In the entries that follow, how many lines hold the string "percent"? Give only that number.

■ Recorded information:
+++++

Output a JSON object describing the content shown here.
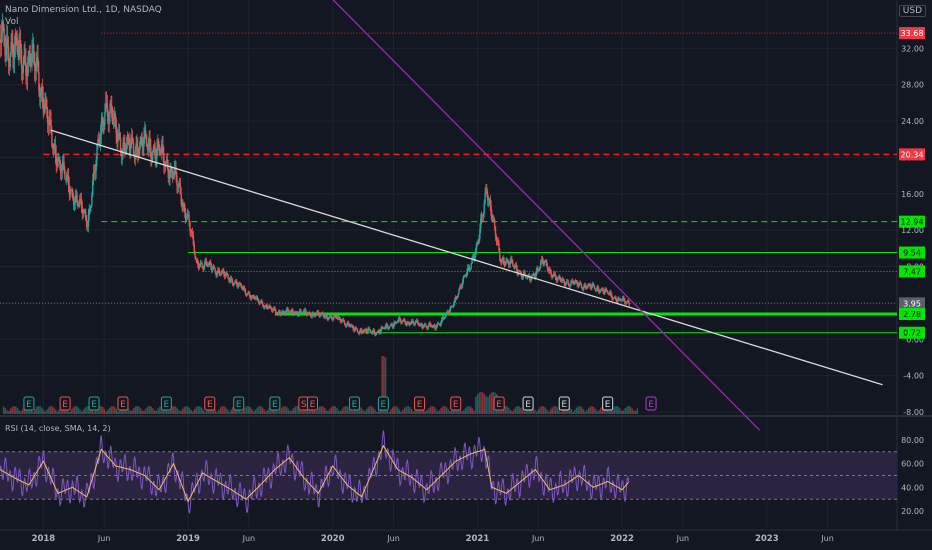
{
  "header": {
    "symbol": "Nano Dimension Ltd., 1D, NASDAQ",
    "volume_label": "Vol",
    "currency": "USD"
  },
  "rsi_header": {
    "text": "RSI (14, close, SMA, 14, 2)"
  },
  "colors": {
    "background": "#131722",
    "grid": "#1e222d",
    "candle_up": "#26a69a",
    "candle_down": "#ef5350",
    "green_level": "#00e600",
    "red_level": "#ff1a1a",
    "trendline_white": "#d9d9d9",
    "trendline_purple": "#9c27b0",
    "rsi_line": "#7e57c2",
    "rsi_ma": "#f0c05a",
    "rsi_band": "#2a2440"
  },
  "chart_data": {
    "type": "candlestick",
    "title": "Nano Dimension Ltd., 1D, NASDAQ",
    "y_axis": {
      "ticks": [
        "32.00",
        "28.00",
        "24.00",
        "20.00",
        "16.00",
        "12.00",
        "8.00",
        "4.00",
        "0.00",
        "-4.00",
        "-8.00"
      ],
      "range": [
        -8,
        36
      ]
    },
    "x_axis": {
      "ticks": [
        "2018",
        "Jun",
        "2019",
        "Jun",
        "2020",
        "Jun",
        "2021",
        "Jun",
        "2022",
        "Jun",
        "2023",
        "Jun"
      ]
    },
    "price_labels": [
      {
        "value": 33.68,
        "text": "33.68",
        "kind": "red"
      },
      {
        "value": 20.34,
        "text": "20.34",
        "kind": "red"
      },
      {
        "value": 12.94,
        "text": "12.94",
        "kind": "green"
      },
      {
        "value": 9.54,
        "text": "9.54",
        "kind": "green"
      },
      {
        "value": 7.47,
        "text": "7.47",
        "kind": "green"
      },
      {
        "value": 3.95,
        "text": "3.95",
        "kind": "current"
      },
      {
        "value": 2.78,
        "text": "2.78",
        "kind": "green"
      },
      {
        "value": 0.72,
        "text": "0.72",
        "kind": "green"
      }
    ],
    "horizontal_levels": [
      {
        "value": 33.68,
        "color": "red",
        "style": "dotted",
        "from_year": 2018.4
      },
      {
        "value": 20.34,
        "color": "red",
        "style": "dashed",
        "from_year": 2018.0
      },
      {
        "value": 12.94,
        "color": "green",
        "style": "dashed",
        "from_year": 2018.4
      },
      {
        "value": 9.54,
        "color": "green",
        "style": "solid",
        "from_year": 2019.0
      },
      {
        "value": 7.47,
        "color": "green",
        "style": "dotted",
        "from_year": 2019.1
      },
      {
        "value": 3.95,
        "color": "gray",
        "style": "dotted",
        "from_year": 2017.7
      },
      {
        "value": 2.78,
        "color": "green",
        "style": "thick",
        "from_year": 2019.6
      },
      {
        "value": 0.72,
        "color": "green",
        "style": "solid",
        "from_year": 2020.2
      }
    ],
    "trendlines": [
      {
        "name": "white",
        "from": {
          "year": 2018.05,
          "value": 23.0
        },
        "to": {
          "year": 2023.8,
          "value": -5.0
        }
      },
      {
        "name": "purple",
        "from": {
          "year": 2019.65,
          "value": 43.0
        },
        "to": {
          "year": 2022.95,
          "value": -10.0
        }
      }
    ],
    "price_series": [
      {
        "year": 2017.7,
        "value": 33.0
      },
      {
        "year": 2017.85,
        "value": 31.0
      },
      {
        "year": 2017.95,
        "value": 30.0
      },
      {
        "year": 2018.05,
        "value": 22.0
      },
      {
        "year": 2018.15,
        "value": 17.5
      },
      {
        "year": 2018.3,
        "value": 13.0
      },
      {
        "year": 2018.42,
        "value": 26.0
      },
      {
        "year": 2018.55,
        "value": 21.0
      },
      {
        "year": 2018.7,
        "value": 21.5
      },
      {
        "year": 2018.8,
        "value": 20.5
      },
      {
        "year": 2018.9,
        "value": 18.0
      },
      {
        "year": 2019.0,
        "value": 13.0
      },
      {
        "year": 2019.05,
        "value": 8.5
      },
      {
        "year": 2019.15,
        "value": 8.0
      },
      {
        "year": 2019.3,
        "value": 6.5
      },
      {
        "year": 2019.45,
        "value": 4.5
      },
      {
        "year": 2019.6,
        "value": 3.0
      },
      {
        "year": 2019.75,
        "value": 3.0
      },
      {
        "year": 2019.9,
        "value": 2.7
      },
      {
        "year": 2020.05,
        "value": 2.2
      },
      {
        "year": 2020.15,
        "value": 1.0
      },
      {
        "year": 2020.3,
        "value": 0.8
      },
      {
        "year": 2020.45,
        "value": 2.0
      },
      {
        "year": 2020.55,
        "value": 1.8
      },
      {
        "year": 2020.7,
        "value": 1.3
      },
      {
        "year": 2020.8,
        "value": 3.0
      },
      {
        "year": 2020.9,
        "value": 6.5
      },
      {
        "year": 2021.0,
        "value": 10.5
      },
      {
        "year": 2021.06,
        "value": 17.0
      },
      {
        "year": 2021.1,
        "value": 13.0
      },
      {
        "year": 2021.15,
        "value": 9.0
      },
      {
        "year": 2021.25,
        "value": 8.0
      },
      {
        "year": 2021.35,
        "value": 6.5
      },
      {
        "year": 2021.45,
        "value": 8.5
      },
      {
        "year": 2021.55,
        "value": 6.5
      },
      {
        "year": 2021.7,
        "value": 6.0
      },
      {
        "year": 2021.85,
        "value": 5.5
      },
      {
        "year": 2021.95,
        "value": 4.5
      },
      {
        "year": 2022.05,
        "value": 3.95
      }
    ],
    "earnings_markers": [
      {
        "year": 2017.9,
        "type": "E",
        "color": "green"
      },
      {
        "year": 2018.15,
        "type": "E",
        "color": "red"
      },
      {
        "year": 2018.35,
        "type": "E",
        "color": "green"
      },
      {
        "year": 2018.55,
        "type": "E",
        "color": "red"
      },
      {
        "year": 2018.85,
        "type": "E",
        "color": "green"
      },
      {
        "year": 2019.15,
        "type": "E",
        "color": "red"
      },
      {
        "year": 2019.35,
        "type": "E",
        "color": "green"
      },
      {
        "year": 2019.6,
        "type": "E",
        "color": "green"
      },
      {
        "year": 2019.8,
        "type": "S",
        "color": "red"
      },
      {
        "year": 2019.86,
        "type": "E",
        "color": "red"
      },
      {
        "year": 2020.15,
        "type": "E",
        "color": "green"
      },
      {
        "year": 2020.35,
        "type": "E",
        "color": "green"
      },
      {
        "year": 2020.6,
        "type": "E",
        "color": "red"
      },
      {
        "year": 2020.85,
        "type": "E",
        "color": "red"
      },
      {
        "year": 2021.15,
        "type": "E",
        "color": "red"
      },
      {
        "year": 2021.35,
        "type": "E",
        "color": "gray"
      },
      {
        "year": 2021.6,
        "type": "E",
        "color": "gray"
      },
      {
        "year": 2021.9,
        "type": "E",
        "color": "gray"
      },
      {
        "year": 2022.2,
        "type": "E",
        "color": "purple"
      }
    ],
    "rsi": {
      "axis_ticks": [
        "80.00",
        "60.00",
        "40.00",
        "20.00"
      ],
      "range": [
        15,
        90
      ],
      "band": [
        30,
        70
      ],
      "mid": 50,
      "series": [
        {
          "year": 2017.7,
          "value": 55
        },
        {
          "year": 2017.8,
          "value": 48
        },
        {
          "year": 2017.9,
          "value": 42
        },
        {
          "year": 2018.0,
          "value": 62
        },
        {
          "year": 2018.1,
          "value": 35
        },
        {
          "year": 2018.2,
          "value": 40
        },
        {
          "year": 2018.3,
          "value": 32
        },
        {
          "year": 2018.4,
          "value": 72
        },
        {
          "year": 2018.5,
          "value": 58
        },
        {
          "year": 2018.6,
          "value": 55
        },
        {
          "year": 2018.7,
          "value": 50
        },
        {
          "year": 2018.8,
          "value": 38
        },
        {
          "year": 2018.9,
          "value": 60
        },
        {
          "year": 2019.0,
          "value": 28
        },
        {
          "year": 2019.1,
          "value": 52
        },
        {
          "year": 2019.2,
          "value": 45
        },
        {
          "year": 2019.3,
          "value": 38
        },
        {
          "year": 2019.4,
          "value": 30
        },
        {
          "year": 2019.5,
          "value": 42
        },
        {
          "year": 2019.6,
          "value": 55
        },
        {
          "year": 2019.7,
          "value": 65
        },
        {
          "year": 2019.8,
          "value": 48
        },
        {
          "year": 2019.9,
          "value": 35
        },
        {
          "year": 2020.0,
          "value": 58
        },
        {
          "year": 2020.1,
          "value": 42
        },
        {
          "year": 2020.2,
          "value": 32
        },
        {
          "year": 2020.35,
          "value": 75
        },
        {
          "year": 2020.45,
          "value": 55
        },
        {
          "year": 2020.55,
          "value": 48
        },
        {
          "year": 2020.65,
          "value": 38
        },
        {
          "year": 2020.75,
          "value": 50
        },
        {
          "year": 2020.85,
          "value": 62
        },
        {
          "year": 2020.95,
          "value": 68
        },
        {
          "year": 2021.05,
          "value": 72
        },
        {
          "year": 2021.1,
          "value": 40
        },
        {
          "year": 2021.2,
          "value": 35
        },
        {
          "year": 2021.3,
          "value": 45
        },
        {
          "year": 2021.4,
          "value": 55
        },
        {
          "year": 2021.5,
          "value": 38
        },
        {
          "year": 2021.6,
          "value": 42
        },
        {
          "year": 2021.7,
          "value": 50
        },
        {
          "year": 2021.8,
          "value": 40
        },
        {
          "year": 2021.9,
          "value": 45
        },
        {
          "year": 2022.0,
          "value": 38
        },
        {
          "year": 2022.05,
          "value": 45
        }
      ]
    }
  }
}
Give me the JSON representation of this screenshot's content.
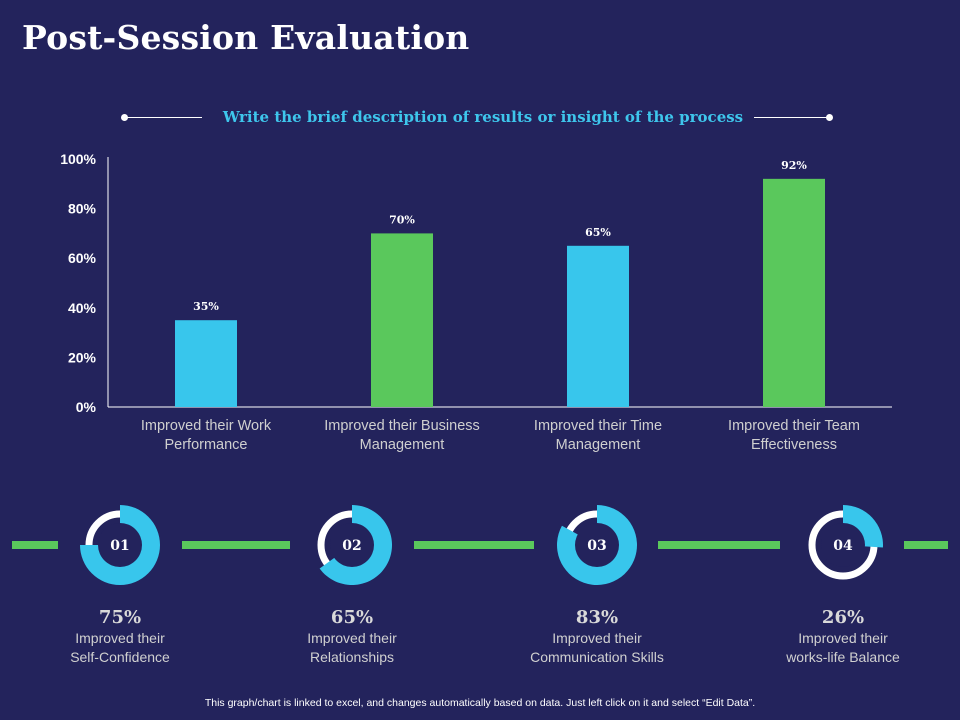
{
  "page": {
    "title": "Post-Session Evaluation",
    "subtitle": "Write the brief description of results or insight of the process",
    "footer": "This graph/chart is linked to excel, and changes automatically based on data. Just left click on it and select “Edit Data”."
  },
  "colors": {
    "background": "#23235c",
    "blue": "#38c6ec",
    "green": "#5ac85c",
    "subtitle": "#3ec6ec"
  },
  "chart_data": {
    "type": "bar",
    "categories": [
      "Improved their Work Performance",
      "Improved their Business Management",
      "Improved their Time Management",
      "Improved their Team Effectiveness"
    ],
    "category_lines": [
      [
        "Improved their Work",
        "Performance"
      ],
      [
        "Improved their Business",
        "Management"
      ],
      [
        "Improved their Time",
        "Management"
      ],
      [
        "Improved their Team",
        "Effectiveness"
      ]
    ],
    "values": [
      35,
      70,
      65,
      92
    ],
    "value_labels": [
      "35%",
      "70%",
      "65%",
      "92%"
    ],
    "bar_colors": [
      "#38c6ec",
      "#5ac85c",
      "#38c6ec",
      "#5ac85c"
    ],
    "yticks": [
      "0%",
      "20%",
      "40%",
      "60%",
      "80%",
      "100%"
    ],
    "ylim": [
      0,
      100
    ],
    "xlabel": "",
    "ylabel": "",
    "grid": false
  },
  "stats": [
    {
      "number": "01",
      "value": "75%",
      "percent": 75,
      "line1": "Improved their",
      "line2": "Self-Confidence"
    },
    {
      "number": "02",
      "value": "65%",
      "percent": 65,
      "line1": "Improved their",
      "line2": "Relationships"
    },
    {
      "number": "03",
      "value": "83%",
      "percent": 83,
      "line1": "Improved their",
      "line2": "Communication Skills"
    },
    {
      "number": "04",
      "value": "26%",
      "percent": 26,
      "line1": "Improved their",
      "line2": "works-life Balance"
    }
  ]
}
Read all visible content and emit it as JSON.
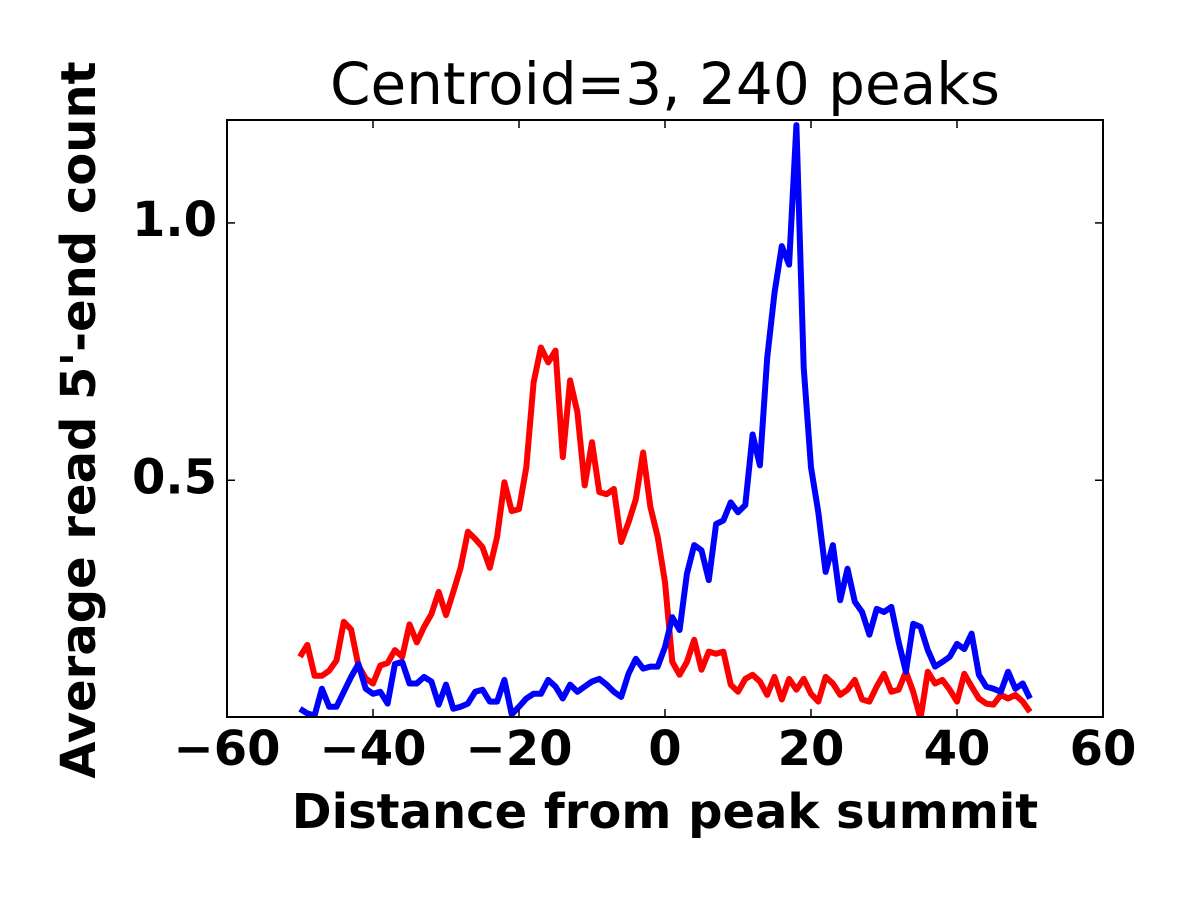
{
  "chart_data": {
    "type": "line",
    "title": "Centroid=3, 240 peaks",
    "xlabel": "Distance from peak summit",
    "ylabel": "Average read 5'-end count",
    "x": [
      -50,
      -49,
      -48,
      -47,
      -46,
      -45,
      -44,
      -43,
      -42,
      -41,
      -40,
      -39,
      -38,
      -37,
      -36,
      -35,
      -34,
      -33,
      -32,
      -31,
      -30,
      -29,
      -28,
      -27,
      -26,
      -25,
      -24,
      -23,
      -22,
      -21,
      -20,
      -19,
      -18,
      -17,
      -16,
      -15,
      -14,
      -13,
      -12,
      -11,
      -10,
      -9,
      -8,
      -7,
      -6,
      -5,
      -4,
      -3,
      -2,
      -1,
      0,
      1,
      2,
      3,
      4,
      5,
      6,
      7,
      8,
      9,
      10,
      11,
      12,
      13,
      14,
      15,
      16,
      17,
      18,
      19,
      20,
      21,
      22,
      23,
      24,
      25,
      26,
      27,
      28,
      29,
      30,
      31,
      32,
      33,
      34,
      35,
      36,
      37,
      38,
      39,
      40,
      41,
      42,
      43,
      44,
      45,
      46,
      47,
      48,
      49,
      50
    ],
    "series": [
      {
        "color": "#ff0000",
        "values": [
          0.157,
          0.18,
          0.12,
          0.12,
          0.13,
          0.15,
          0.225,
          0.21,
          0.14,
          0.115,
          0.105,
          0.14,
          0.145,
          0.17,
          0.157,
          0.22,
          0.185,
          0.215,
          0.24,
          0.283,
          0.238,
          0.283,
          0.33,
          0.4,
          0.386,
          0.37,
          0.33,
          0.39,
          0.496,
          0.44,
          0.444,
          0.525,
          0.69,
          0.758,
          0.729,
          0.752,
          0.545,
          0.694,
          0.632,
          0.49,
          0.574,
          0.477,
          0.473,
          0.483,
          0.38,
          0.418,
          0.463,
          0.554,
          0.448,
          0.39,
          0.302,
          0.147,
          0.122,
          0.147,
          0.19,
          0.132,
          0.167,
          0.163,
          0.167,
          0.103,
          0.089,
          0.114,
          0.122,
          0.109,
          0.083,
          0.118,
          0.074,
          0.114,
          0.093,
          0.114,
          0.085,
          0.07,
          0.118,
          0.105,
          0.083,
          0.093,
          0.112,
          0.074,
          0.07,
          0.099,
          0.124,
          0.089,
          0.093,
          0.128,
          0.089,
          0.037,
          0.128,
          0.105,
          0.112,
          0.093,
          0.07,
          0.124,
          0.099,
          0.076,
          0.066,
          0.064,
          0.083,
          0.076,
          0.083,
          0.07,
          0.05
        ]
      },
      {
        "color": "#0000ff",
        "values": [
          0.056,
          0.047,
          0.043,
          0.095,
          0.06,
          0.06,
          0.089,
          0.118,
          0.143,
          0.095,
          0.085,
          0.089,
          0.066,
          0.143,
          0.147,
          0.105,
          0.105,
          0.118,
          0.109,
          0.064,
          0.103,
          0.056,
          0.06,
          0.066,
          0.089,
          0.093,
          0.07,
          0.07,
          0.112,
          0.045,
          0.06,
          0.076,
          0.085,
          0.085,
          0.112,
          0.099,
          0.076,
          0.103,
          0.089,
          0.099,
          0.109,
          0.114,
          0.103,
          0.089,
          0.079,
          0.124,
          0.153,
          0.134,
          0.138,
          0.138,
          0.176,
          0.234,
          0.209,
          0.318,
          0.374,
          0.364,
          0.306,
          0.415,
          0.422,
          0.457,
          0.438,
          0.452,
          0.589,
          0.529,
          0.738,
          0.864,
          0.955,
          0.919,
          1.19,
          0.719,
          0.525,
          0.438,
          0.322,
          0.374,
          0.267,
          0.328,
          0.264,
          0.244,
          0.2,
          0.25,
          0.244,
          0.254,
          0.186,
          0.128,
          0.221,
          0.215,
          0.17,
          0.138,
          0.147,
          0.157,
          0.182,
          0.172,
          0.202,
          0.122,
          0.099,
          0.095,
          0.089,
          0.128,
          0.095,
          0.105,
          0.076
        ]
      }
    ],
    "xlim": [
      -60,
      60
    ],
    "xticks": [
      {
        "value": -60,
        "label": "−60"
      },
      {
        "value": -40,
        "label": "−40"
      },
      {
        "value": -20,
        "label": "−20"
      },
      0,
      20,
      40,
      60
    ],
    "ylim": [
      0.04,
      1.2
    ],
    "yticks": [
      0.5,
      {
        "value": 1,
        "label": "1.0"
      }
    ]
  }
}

+++++

■ The solution: 4